:: Set task ::
Pick out and copy every line below that has the word "Autisme".

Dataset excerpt

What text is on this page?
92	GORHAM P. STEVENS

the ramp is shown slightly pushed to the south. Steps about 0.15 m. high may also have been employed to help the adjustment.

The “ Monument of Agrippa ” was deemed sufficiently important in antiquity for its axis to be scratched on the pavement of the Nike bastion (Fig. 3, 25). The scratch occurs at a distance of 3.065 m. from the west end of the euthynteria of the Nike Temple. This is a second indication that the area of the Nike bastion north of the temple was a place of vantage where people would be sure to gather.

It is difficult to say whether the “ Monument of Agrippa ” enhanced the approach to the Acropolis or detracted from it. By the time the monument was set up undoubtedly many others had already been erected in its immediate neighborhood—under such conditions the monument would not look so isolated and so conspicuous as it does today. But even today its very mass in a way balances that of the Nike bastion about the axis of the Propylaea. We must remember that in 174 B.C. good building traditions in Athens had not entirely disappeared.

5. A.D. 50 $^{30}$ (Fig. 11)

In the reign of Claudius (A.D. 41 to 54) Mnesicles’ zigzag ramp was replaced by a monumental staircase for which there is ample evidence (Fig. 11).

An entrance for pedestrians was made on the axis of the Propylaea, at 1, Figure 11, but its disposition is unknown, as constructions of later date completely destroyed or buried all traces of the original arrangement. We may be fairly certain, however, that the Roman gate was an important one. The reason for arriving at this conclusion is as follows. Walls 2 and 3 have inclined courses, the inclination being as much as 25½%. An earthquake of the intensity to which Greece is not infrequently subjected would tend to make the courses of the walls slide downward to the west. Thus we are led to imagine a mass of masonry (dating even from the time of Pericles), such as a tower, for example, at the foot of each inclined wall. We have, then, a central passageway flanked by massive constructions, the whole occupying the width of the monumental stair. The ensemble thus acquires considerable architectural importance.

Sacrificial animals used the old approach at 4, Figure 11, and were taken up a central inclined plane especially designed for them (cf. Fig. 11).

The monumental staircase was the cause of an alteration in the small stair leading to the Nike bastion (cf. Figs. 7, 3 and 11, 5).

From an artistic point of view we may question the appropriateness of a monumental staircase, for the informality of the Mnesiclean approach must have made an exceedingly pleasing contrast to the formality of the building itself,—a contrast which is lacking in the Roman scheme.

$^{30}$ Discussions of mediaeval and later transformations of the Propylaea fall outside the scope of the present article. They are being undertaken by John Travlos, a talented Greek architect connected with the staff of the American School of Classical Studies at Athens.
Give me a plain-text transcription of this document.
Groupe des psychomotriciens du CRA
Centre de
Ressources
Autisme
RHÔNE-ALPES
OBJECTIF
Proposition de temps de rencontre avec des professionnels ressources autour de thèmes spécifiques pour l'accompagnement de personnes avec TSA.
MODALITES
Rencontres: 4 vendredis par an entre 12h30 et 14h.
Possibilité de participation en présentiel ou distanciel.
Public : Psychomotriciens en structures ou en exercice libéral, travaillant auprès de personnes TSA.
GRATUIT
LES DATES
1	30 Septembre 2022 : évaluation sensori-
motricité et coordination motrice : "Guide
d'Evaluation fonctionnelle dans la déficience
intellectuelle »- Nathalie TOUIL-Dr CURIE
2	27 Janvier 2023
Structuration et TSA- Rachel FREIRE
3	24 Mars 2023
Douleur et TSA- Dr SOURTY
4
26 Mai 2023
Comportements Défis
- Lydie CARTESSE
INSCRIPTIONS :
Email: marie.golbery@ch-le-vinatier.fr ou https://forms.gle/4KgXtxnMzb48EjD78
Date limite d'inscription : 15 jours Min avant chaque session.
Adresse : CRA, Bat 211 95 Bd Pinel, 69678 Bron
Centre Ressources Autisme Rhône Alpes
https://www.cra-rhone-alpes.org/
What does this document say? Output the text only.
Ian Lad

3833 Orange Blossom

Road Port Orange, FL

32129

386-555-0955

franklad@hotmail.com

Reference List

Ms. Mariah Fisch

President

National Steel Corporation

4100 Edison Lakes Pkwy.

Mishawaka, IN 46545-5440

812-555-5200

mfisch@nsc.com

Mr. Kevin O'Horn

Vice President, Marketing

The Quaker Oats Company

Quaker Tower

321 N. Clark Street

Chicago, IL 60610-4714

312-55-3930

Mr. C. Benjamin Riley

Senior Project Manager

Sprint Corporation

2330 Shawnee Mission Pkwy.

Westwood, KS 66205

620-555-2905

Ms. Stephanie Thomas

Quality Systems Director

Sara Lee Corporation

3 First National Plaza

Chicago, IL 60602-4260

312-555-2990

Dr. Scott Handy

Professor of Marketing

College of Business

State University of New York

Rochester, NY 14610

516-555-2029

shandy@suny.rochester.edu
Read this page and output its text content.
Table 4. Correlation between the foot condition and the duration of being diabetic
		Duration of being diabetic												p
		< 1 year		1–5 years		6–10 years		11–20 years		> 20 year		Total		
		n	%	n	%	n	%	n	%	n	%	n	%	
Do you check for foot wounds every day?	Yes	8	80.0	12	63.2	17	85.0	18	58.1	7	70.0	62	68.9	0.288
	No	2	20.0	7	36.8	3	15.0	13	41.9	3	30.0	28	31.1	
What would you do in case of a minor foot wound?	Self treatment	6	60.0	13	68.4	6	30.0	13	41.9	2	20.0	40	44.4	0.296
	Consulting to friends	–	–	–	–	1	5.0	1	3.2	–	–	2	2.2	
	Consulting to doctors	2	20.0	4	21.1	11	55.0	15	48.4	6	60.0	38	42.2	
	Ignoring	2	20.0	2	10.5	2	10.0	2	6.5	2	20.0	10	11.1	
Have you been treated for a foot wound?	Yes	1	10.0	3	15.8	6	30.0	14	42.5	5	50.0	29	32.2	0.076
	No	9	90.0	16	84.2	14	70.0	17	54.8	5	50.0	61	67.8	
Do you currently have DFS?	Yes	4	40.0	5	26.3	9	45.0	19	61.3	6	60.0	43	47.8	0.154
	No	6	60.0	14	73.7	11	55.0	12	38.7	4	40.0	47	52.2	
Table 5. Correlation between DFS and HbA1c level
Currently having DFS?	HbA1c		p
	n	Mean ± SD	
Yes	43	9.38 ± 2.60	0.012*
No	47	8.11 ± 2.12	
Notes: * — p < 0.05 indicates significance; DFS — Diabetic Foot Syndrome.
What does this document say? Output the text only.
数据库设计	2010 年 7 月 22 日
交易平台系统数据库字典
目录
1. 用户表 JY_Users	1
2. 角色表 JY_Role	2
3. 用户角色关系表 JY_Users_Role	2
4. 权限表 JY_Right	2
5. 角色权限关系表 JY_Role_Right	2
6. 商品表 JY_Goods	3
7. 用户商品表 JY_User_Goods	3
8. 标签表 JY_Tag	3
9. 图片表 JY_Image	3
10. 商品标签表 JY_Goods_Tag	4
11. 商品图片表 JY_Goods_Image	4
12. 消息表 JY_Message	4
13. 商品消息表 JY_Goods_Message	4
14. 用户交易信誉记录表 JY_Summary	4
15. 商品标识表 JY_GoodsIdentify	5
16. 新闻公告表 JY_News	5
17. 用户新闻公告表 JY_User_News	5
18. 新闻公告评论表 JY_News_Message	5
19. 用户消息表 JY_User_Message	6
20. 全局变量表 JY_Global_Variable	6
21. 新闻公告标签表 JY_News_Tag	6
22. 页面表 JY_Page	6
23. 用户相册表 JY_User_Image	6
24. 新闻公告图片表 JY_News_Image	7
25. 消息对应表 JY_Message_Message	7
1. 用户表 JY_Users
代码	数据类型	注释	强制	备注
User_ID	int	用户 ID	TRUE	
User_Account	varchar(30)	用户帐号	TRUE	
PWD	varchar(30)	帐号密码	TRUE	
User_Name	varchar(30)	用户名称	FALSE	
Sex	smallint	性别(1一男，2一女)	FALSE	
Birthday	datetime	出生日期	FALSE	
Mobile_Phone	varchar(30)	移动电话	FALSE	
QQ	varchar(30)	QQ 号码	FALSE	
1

:: Exercise response ::
Autisme
Centre Ressources Autisme Rhône Alpes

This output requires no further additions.